→ WHAT IS NEEDED
Identify all lines of the data containing the string "POLOŽAJ" and copy them.

Entries from a visual dataset
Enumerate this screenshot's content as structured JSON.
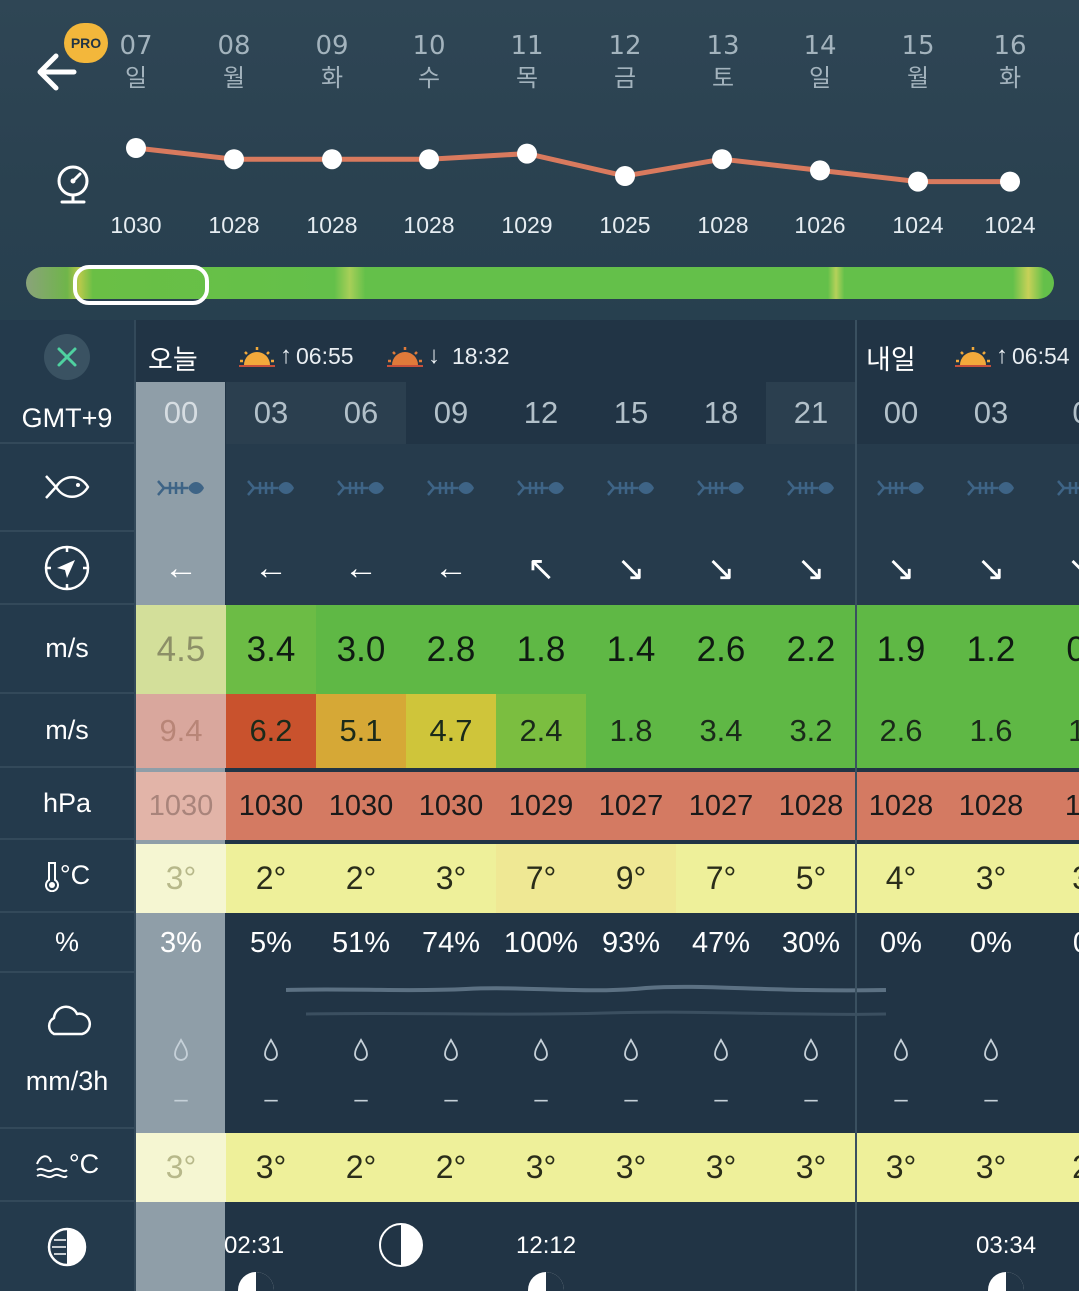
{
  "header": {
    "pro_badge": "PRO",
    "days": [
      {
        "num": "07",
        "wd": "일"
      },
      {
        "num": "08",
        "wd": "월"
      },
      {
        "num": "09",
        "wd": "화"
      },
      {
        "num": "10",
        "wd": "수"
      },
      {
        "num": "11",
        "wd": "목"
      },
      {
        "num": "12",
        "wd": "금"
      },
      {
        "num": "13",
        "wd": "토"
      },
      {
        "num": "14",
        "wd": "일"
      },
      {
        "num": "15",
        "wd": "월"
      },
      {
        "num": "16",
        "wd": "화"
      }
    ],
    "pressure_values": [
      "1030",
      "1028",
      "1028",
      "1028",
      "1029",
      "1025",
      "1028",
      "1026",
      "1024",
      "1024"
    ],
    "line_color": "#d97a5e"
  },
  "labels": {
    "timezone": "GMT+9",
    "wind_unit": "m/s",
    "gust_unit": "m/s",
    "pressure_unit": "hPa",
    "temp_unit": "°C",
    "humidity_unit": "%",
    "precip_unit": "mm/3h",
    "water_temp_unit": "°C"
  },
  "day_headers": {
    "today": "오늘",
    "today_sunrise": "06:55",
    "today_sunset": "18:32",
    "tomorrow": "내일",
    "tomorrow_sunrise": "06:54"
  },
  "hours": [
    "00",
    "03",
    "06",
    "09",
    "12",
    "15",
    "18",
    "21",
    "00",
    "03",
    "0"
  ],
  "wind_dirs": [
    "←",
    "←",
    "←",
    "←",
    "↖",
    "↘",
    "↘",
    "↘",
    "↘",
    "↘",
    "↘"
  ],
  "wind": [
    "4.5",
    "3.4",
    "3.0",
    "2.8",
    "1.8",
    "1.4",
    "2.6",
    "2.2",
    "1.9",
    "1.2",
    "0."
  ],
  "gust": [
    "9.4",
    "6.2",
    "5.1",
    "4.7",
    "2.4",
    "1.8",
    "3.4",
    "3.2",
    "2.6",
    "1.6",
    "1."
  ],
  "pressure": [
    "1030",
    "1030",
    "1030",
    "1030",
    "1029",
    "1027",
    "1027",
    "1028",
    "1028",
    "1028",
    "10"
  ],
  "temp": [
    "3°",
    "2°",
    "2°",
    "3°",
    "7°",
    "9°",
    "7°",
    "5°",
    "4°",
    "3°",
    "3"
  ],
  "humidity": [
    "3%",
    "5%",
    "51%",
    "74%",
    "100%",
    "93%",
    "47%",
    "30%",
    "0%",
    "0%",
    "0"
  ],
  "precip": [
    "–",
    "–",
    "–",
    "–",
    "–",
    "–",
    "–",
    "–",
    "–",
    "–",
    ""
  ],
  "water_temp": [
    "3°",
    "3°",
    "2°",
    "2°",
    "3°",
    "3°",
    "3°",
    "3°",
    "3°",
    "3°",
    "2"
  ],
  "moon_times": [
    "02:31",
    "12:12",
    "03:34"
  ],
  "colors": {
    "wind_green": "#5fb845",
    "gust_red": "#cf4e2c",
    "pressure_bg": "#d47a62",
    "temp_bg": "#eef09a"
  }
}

---

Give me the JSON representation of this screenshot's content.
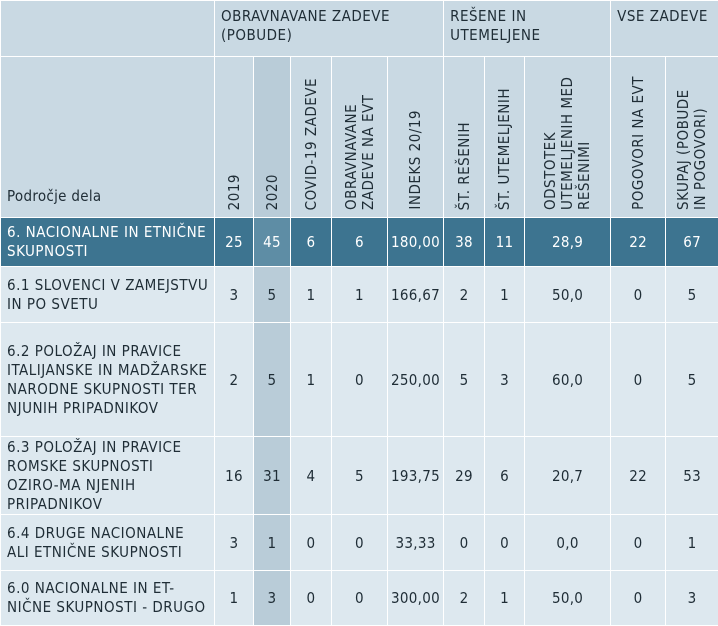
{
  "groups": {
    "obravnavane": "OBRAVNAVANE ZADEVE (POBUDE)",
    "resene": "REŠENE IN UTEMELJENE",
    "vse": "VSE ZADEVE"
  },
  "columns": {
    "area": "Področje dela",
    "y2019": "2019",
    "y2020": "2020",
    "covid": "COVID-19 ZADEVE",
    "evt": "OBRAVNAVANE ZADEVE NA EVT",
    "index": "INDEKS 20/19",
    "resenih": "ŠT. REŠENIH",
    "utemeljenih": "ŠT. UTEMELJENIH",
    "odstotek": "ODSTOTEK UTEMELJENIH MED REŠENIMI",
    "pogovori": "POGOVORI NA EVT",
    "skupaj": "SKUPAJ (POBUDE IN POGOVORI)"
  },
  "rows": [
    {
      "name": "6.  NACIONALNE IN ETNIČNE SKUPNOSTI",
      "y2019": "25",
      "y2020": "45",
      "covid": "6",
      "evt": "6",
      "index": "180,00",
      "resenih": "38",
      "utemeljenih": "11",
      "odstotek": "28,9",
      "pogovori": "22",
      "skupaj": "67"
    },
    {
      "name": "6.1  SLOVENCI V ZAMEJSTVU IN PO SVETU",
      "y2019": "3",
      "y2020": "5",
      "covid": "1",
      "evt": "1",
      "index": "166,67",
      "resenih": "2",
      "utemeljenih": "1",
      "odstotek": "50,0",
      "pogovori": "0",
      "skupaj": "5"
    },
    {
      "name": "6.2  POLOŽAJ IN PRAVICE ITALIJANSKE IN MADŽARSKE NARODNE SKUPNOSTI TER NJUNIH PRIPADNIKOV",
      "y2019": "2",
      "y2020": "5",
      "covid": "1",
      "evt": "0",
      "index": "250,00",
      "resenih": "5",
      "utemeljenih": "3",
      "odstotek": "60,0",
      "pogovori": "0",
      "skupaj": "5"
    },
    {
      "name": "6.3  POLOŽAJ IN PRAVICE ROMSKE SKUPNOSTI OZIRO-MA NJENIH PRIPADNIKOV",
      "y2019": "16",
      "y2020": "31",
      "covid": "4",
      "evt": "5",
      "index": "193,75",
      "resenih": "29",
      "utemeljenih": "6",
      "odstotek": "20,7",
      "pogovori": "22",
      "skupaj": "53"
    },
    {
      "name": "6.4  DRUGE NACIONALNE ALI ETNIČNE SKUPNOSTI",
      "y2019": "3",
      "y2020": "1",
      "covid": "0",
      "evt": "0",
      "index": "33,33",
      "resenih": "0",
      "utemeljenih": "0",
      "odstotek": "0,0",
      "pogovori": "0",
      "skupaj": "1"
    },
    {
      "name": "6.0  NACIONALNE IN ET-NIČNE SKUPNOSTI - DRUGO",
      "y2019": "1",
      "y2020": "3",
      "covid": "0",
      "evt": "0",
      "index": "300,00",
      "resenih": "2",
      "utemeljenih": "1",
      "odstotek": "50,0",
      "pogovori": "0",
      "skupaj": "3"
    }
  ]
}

→ THE SOLUTION
      "name": "6.2  POLOŽAJ IN PRAVICE ITALIJANSKE IN MADŽARSKE NARODNE SKUPNOSTI TER NJUNIH PRIPADNIKOV",
      "name": "6.3  POLOŽAJ IN PRAVICE ROMSKE SKUPNOSTI OZIRO-MA NJENIH PRIPADNIKOV",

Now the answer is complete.